[Records shown]
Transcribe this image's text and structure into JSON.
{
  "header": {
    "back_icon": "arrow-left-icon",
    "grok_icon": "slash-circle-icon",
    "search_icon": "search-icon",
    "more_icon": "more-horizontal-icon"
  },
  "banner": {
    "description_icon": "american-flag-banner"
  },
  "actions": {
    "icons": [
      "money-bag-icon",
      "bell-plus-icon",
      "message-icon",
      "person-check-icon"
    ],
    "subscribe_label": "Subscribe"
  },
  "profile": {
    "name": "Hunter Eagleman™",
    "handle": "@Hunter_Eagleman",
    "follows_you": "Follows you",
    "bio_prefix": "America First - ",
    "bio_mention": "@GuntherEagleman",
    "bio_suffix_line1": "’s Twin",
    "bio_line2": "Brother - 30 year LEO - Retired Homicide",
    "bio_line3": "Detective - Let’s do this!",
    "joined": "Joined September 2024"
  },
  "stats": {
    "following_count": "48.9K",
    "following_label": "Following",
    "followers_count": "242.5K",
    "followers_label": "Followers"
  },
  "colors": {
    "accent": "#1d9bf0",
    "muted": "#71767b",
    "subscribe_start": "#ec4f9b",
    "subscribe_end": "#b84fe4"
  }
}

[What you are asked to do]
Copy each line from the data above that includes "banner".

[Task response]
  "banner": {
    "description_icon": "american-flag-banner"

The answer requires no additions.